_GOAL_
Exactly as written, retype the listing below, omitting the pictures.

»»

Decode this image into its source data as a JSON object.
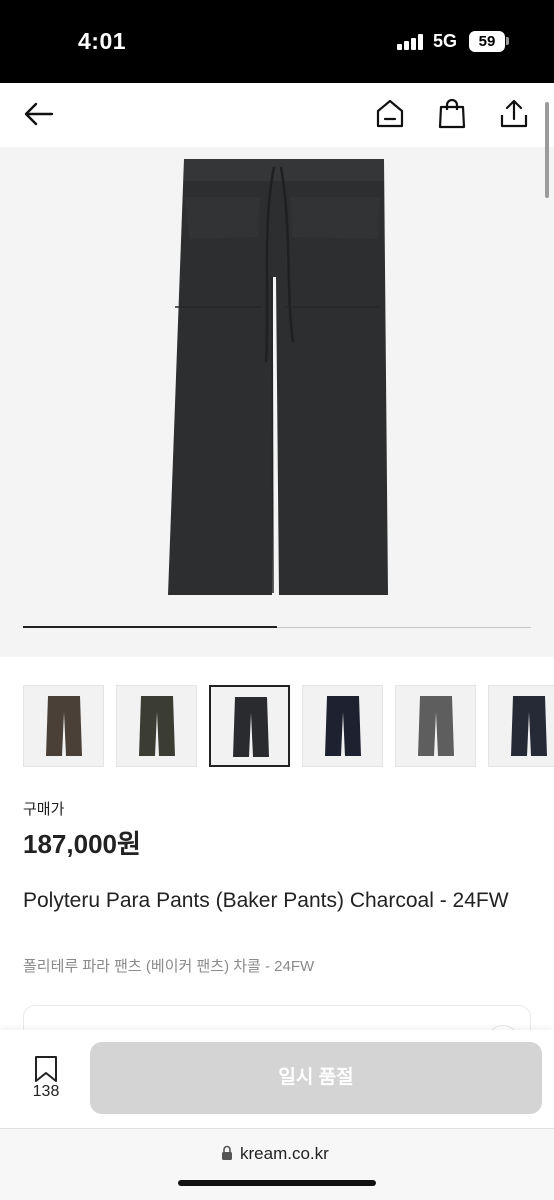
{
  "status_bar": {
    "time": "4:01",
    "network": "5G",
    "battery": "59"
  },
  "nav": {
    "back_icon": "arrow-left-icon",
    "home_icon": "home-icon",
    "bag_icon": "shopping-bag-icon",
    "share_icon": "share-icon"
  },
  "gallery": {
    "progress_fraction": 0.5,
    "selected_index": 2
  },
  "thumbnails": [
    {
      "color_name": "brown",
      "color": "#4a4038"
    },
    {
      "color_name": "olive",
      "color": "#3b3d33"
    },
    {
      "color_name": "charcoal",
      "color": "#2a2b2e"
    },
    {
      "color_name": "navy",
      "color": "#1e2230"
    },
    {
      "color_name": "grey",
      "color": "#5e5e5e"
    },
    {
      "color_name": "dark-navy",
      "color": "#262a36"
    }
  ],
  "product": {
    "price_label": "구매가",
    "price": "187,000원",
    "name": "Polyteru Para Pants (Baker Pants) Charcoal - 24FW",
    "name_ko": "폴리테루 파라 팬츠 (베이커 팬츠) 차콜 - 24FW"
  },
  "bottom": {
    "bookmark_count": "138",
    "action_label": "일시 품절"
  },
  "browser": {
    "url": "kream.co.kr"
  },
  "colors": {
    "accent": "#222222",
    "disabled": "#d4d4d4",
    "hero_bg": "#f4f4f4"
  }
}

««

_FULL ANSWER_
Decode this image into its source data as a JSON object.
{
  "status_bar": {
    "time": "4:01",
    "network": "5G",
    "battery": "59"
  },
  "nav": {
    "back_icon": "arrow-left-icon",
    "home_icon": "home-icon",
    "bag_icon": "shopping-bag-icon",
    "share_icon": "share-icon"
  },
  "gallery": {
    "progress_fraction": 0.5,
    "selected_index": 2
  },
  "thumbnails": [
    {
      "color_name": "brown",
      "color": "#4a4038"
    },
    {
      "color_name": "olive",
      "color": "#3b3d33"
    },
    {
      "color_name": "charcoal",
      "color": "#2a2b2e"
    },
    {
      "color_name": "navy",
      "color": "#1e2230"
    },
    {
      "color_name": "grey",
      "color": "#5e5e5e"
    },
    {
      "color_name": "dark-navy",
      "color": "#262a36"
    }
  ],
  "product": {
    "price_label": "구매가",
    "price": "187,000원",
    "name": "Polyteru Para Pants (Baker Pants) Charcoal - 24FW",
    "name_ko": "폴리테루 파라 팬츠 (베이커 팬츠) 차콜 - 24FW"
  },
  "bottom": {
    "bookmark_count": "138",
    "action_label": "일시 품절"
  },
  "browser": {
    "url": "kream.co.kr"
  },
  "colors": {
    "accent": "#222222",
    "disabled": "#d4d4d4",
    "hero_bg": "#f4f4f4"
  }
}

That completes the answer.